- _TASK INSTRUCTIONS_
Transcribe each record below word for word.

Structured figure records
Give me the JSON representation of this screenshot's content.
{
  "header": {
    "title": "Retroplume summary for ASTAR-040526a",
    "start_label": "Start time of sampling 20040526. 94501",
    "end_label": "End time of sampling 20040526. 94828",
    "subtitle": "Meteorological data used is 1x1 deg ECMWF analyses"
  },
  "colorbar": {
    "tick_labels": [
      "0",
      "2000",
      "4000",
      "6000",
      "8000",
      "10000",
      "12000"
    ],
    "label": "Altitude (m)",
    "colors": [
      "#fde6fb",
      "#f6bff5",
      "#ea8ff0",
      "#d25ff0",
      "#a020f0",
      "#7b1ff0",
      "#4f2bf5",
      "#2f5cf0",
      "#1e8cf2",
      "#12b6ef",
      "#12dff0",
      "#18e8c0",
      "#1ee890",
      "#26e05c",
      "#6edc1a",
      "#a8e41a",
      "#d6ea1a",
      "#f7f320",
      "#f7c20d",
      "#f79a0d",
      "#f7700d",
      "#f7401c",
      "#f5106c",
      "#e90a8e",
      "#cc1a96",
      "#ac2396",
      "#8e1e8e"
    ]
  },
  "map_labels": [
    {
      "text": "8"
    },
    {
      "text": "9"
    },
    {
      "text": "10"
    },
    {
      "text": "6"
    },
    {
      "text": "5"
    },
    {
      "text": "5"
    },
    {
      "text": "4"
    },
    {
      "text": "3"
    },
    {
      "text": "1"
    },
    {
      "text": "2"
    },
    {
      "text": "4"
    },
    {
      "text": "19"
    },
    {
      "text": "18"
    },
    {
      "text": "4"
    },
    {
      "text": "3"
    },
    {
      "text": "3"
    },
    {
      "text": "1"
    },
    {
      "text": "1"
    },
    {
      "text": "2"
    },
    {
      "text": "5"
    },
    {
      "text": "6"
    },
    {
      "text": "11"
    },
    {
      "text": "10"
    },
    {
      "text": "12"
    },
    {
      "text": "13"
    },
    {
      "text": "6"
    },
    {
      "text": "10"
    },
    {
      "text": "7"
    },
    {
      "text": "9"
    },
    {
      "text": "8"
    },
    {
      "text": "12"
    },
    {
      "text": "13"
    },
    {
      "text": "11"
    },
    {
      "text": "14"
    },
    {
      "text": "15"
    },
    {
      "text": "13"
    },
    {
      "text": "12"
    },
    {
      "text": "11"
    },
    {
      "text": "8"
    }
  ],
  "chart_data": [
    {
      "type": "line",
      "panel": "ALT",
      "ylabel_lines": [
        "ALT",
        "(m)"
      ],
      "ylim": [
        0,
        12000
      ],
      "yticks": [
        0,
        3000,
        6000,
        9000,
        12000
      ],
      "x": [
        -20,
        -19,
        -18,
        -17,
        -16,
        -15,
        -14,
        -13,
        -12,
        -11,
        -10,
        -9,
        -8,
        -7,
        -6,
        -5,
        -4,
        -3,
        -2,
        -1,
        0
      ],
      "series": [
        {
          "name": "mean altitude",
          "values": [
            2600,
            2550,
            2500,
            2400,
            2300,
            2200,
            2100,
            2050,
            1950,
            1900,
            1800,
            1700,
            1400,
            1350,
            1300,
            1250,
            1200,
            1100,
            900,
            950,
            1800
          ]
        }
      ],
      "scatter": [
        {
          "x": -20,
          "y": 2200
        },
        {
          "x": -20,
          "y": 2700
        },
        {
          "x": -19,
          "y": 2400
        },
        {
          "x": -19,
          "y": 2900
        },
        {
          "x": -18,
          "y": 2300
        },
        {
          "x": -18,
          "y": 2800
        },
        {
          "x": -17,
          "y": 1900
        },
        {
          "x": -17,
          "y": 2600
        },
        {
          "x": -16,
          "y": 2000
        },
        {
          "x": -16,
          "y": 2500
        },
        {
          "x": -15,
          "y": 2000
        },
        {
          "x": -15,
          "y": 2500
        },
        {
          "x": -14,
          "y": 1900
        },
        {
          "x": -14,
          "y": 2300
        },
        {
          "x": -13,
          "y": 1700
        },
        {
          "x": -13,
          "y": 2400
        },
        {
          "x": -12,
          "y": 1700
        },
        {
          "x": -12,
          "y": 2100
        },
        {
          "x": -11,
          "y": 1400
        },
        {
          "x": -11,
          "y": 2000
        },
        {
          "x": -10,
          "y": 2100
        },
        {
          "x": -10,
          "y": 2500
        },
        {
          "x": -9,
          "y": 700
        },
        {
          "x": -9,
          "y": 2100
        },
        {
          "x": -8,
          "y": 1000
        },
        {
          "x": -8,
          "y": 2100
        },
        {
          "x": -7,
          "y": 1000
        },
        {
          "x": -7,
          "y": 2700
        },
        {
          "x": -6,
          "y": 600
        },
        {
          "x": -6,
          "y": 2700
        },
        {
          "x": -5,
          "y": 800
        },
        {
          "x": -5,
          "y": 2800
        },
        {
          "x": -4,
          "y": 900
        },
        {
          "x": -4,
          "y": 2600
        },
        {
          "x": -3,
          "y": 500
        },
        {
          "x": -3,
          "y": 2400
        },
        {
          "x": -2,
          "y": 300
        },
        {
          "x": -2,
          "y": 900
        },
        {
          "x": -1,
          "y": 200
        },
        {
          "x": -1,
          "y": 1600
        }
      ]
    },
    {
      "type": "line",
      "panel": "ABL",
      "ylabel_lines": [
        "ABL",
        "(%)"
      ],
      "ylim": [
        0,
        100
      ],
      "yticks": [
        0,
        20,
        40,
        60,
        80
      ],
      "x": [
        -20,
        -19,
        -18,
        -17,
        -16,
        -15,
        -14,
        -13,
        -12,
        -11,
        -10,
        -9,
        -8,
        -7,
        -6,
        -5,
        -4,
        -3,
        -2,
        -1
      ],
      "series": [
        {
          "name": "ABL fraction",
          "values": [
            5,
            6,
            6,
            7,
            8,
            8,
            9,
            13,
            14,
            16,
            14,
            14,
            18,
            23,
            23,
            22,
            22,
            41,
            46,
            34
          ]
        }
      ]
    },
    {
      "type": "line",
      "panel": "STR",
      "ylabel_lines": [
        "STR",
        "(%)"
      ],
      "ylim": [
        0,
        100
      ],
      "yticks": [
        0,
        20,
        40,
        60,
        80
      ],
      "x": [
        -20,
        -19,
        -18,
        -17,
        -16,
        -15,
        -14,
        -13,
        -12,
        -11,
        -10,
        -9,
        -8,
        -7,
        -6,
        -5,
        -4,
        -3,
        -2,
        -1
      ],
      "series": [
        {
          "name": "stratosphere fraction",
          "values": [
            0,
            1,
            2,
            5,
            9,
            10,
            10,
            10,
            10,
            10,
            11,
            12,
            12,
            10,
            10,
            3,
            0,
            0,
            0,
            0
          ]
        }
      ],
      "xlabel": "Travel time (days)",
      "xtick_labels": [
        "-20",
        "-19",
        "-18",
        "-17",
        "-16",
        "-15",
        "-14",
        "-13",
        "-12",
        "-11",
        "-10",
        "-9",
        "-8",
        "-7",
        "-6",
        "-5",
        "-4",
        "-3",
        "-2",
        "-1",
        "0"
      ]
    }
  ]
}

- _REPLY TO THE TASK_
Give me the JSON representation of this screenshot's content.
{
  "header": {
    "title": "Retroplume summary for ASTAR-040526a",
    "start_label": "Start time of sampling 20040526. 94501",
    "end_label": "End time of sampling 20040526. 94828",
    "subtitle": "Meteorological data used is 1x1 deg ECMWF analyses"
  },
  "colorbar": {
    "tick_labels": [
      "0",
      "2000",
      "4000",
      "6000",
      "8000",
      "10000",
      "12000"
    ],
    "label": "Altitude (m)",
    "colors": [
      "#fde6fb",
      "#f6bff5",
      "#ea8ff0",
      "#d25ff0",
      "#a020f0",
      "#7b1ff0",
      "#4f2bf5",
      "#2f5cf0",
      "#1e8cf2",
      "#12b6ef",
      "#12dff0",
      "#18e8c0",
      "#1ee890",
      "#26e05c",
      "#6edc1a",
      "#a8e41a",
      "#d6ea1a",
      "#f7f320",
      "#f7c20d",
      "#f79a0d",
      "#f7700d",
      "#f7401c",
      "#f5106c",
      "#e90a8e",
      "#cc1a96",
      "#ac2396",
      "#8e1e8e"
    ]
  },
  "map_labels": [
    {
      "text": "8"
    },
    {
      "text": "9"
    },
    {
      "text": "10"
    },
    {
      "text": "6"
    },
    {
      "text": "5"
    },
    {
      "text": "5"
    },
    {
      "text": "4"
    },
    {
      "text": "3"
    },
    {
      "text": "1"
    },
    {
      "text": "2"
    },
    {
      "text": "4"
    },
    {
      "text": "19"
    },
    {
      "text": "18"
    },
    {
      "text": "4"
    },
    {
      "text": "3"
    },
    {
      "text": "3"
    },
    {
      "text": "1"
    },
    {
      "text": "1"
    },
    {
      "text": "2"
    },
    {
      "text": "5"
    },
    {
      "text": "6"
    },
    {
      "text": "11"
    },
    {
      "text": "10"
    },
    {
      "text": "12"
    },
    {
      "text": "13"
    },
    {
      "text": "6"
    },
    {
      "text": "10"
    },
    {
      "text": "7"
    },
    {
      "text": "9"
    },
    {
      "text": "8"
    },
    {
      "text": "12"
    },
    {
      "text": "13"
    },
    {
      "text": "11"
    },
    {
      "text": "14"
    },
    {
      "text": "15"
    },
    {
      "text": "13"
    },
    {
      "text": "12"
    },
    {
      "text": "11"
    },
    {
      "text": "8"
    }
  ],
  "chart_data": [
    {
      "type": "line",
      "panel": "ALT",
      "ylabel_lines": [
        "ALT",
        "(m)"
      ],
      "ylim": [
        0,
        12000
      ],
      "yticks": [
        0,
        3000,
        6000,
        9000,
        12000
      ],
      "x": [
        -20,
        -19,
        -18,
        -17,
        -16,
        -15,
        -14,
        -13,
        -12,
        -11,
        -10,
        -9,
        -8,
        -7,
        -6,
        -5,
        -4,
        -3,
        -2,
        -1,
        0
      ],
      "series": [
        {
          "name": "mean altitude",
          "values": [
            2600,
            2550,
            2500,
            2400,
            2300,
            2200,
            2100,
            2050,
            1950,
            1900,
            1800,
            1700,
            1400,
            1350,
            1300,
            1250,
            1200,
            1100,
            900,
            950,
            1800
          ]
        }
      ],
      "scatter": [
        {
          "x": -20,
          "y": 2200
        },
        {
          "x": -20,
          "y": 2700
        },
        {
          "x": -19,
          "y": 2400
        },
        {
          "x": -19,
          "y": 2900
        },
        {
          "x": -18,
          "y": 2300
        },
        {
          "x": -18,
          "y": 2800
        },
        {
          "x": -17,
          "y": 1900
        },
        {
          "x": -17,
          "y": 2600
        },
        {
          "x": -16,
          "y": 2000
        },
        {
          "x": -16,
          "y": 2500
        },
        {
          "x": -15,
          "y": 2000
        },
        {
          "x": -15,
          "y": 2500
        },
        {
          "x": -14,
          "y": 1900
        },
        {
          "x": -14,
          "y": 2300
        },
        {
          "x": -13,
          "y": 1700
        },
        {
          "x": -13,
          "y": 2400
        },
        {
          "x": -12,
          "y": 1700
        },
        {
          "x": -12,
          "y": 2100
        },
        {
          "x": -11,
          "y": 1400
        },
        {
          "x": -11,
          "y": 2000
        },
        {
          "x": -10,
          "y": 2100
        },
        {
          "x": -10,
          "y": 2500
        },
        {
          "x": -9,
          "y": 700
        },
        {
          "x": -9,
          "y": 2100
        },
        {
          "x": -8,
          "y": 1000
        },
        {
          "x": -8,
          "y": 2100
        },
        {
          "x": -7,
          "y": 1000
        },
        {
          "x": -7,
          "y": 2700
        },
        {
          "x": -6,
          "y": 600
        },
        {
          "x": -6,
          "y": 2700
        },
        {
          "x": -5,
          "y": 800
        },
        {
          "x": -5,
          "y": 2800
        },
        {
          "x": -4,
          "y": 900
        },
        {
          "x": -4,
          "y": 2600
        },
        {
          "x": -3,
          "y": 500
        },
        {
          "x": -3,
          "y": 2400
        },
        {
          "x": -2,
          "y": 300
        },
        {
          "x": -2,
          "y": 900
        },
        {
          "x": -1,
          "y": 200
        },
        {
          "x": -1,
          "y": 1600
        }
      ]
    },
    {
      "type": "line",
      "panel": "ABL",
      "ylabel_lines": [
        "ABL",
        "(%)"
      ],
      "ylim": [
        0,
        100
      ],
      "yticks": [
        0,
        20,
        40,
        60,
        80
      ],
      "x": [
        -20,
        -19,
        -18,
        -17,
        -16,
        -15,
        -14,
        -13,
        -12,
        -11,
        -10,
        -9,
        -8,
        -7,
        -6,
        -5,
        -4,
        -3,
        -2,
        -1
      ],
      "series": [
        {
          "name": "ABL fraction",
          "values": [
            5,
            6,
            6,
            7,
            8,
            8,
            9,
            13,
            14,
            16,
            14,
            14,
            18,
            23,
            23,
            22,
            22,
            41,
            46,
            34
          ]
        }
      ]
    },
    {
      "type": "line",
      "panel": "STR",
      "ylabel_lines": [
        "STR",
        "(%)"
      ],
      "ylim": [
        0,
        100
      ],
      "yticks": [
        0,
        20,
        40,
        60,
        80
      ],
      "x": [
        -20,
        -19,
        -18,
        -17,
        -16,
        -15,
        -14,
        -13,
        -12,
        -11,
        -10,
        -9,
        -8,
        -7,
        -6,
        -5,
        -4,
        -3,
        -2,
        -1
      ],
      "series": [
        {
          "name": "stratosphere fraction",
          "values": [
            0,
            1,
            2,
            5,
            9,
            10,
            10,
            10,
            10,
            10,
            11,
            12,
            12,
            10,
            10,
            3,
            0,
            0,
            0,
            0
          ]
        }
      ],
      "xlabel": "Travel time (days)",
      "xtick_labels": [
        "-20",
        "-19",
        "-18",
        "-17",
        "-16",
        "-15",
        "-14",
        "-13",
        "-12",
        "-11",
        "-10",
        "-9",
        "-8",
        "-7",
        "-6",
        "-5",
        "-4",
        "-3",
        "-2",
        "-1",
        "0"
      ]
    }
  ]
}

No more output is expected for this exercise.